*Exercise*:
State how many lines of the listing below include the word "combo". Give only the number.
[START Material provided]
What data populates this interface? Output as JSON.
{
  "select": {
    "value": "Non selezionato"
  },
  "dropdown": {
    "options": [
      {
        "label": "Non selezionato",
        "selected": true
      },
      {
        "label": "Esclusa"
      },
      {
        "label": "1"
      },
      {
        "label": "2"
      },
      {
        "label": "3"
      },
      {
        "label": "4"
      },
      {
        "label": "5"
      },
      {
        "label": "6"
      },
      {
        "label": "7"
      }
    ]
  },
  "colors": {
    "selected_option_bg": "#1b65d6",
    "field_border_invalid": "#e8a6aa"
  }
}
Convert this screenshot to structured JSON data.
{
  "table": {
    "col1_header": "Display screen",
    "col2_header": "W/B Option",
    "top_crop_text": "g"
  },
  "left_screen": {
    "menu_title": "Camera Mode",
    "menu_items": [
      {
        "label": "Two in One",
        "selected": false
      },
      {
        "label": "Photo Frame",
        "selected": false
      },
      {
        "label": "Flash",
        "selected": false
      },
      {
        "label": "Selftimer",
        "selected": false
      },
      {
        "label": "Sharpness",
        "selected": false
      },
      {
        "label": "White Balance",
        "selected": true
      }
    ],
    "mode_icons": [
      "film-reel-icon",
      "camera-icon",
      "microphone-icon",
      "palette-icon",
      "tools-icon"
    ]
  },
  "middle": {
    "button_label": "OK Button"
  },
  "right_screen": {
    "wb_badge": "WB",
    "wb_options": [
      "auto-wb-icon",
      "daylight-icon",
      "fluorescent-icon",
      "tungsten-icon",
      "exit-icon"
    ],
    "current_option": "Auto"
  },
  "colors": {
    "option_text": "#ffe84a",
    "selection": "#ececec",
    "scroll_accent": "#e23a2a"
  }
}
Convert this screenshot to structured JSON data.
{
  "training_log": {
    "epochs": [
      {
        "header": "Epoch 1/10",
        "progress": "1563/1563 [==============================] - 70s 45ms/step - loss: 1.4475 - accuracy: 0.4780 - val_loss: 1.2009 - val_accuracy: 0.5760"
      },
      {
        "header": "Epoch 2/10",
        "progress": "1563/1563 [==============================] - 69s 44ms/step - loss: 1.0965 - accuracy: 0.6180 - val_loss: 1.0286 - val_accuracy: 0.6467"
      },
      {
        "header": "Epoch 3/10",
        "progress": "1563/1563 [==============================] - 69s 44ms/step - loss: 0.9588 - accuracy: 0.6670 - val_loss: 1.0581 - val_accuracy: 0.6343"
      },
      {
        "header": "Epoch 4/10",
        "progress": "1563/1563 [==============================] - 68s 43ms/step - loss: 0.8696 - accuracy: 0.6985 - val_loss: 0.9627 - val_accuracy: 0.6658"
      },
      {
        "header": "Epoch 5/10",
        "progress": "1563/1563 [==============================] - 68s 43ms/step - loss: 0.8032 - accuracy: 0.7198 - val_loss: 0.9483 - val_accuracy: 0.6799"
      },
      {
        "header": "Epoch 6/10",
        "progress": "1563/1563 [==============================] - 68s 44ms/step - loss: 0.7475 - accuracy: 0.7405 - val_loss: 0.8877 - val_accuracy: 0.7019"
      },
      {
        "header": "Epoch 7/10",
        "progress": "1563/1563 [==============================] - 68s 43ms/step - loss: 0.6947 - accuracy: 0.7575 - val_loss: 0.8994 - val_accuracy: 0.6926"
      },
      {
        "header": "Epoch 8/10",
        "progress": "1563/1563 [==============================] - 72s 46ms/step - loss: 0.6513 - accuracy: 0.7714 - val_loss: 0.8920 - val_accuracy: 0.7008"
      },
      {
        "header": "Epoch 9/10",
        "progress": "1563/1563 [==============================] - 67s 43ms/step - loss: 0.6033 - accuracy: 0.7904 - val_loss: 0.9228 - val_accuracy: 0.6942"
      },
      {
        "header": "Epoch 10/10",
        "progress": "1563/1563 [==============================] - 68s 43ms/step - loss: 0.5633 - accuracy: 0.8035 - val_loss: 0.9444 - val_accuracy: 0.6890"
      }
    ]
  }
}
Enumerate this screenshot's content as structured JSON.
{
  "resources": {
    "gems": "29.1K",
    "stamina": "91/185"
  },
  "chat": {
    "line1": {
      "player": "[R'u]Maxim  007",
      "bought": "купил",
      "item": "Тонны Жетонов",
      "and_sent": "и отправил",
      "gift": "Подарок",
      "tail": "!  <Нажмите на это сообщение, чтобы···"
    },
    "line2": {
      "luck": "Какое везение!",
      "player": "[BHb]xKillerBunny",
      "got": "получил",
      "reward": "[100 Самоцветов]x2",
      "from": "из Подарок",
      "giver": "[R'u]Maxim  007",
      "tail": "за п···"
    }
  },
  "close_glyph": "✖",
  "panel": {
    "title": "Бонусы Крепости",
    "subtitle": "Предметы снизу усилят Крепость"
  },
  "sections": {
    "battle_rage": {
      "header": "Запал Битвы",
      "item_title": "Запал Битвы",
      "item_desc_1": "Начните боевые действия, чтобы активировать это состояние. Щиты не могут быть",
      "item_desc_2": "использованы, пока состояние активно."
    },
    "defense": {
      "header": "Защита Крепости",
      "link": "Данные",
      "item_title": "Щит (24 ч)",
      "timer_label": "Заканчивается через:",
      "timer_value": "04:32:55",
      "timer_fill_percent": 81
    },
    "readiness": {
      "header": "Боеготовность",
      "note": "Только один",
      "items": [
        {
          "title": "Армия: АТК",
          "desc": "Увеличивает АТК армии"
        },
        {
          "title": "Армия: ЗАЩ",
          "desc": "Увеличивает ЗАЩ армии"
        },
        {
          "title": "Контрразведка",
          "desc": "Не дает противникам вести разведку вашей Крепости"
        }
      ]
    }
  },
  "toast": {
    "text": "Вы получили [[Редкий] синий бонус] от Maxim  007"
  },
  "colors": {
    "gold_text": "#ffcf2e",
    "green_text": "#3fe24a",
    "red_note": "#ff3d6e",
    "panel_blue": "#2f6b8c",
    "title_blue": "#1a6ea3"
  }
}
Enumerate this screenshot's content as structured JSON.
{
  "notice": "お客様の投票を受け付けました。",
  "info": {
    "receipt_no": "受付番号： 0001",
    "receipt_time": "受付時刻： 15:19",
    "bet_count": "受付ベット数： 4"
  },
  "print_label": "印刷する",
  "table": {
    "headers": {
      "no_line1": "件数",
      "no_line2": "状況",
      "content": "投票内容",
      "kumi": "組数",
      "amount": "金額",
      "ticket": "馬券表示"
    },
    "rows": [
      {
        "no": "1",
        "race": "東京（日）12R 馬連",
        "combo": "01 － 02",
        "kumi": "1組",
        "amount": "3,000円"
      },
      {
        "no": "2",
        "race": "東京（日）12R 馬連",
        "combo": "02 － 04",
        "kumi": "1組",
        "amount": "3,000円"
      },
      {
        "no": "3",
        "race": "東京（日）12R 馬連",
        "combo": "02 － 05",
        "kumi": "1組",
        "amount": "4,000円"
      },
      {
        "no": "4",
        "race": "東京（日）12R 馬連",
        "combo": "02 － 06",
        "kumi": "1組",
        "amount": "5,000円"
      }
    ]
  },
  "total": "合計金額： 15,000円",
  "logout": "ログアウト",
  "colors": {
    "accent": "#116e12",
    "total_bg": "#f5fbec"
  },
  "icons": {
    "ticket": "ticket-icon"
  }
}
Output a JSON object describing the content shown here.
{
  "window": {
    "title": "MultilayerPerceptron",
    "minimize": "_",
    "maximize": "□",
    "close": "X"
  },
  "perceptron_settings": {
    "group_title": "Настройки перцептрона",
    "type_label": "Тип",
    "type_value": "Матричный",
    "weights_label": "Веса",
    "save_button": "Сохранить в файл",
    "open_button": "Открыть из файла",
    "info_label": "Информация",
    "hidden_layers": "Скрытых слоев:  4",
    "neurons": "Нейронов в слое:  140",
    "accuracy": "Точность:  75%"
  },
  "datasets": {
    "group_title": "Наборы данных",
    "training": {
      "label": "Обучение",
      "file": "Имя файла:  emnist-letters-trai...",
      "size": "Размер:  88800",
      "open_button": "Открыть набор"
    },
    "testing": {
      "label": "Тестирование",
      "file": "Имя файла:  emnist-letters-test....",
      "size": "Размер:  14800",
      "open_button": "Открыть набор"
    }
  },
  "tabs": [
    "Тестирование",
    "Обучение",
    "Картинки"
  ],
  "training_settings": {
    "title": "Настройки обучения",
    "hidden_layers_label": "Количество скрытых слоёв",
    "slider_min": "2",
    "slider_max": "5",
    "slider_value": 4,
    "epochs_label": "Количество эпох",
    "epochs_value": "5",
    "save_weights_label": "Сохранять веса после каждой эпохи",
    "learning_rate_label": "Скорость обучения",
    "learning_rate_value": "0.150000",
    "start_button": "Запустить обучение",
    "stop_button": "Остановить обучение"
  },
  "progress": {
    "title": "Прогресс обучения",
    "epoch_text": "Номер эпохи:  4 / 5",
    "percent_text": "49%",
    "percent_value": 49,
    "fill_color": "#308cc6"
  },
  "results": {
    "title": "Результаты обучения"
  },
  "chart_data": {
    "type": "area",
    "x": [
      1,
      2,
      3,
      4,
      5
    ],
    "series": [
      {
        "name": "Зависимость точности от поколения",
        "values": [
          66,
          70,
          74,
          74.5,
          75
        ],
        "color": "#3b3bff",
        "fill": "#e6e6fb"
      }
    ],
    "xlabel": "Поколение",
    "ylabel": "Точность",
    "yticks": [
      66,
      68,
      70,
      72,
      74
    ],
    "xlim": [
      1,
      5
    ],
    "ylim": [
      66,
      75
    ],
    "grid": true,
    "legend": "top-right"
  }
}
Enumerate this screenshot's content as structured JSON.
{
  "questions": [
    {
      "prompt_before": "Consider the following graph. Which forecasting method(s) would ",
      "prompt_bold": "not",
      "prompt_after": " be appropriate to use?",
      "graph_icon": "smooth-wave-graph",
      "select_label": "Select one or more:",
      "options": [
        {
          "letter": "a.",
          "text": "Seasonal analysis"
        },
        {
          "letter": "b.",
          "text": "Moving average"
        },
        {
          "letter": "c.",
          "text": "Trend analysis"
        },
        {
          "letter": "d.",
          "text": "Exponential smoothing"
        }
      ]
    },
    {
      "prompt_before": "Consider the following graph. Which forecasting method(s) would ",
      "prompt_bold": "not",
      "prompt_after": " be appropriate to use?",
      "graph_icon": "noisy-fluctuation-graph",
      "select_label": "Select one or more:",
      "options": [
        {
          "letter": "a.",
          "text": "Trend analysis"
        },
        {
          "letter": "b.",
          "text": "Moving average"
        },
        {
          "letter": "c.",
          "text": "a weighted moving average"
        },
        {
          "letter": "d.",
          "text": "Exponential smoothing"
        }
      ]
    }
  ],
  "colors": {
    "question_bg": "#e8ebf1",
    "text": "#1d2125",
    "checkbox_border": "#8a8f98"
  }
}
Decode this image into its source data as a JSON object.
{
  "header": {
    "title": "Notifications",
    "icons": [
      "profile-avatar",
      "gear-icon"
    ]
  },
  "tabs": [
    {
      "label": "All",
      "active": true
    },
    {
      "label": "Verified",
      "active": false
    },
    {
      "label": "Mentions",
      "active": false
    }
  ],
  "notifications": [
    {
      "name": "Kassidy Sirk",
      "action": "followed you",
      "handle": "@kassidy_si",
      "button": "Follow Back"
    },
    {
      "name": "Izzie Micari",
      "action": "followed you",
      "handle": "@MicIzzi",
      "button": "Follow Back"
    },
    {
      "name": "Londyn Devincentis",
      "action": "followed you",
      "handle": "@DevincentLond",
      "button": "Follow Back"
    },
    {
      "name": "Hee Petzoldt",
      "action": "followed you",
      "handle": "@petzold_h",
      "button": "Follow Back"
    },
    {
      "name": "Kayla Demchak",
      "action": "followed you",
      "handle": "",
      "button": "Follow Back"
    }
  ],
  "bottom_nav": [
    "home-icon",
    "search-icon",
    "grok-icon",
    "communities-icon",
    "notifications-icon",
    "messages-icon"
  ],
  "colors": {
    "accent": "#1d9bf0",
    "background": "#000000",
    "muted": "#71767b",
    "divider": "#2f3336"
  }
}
[END Material provided]
*Result below*:
4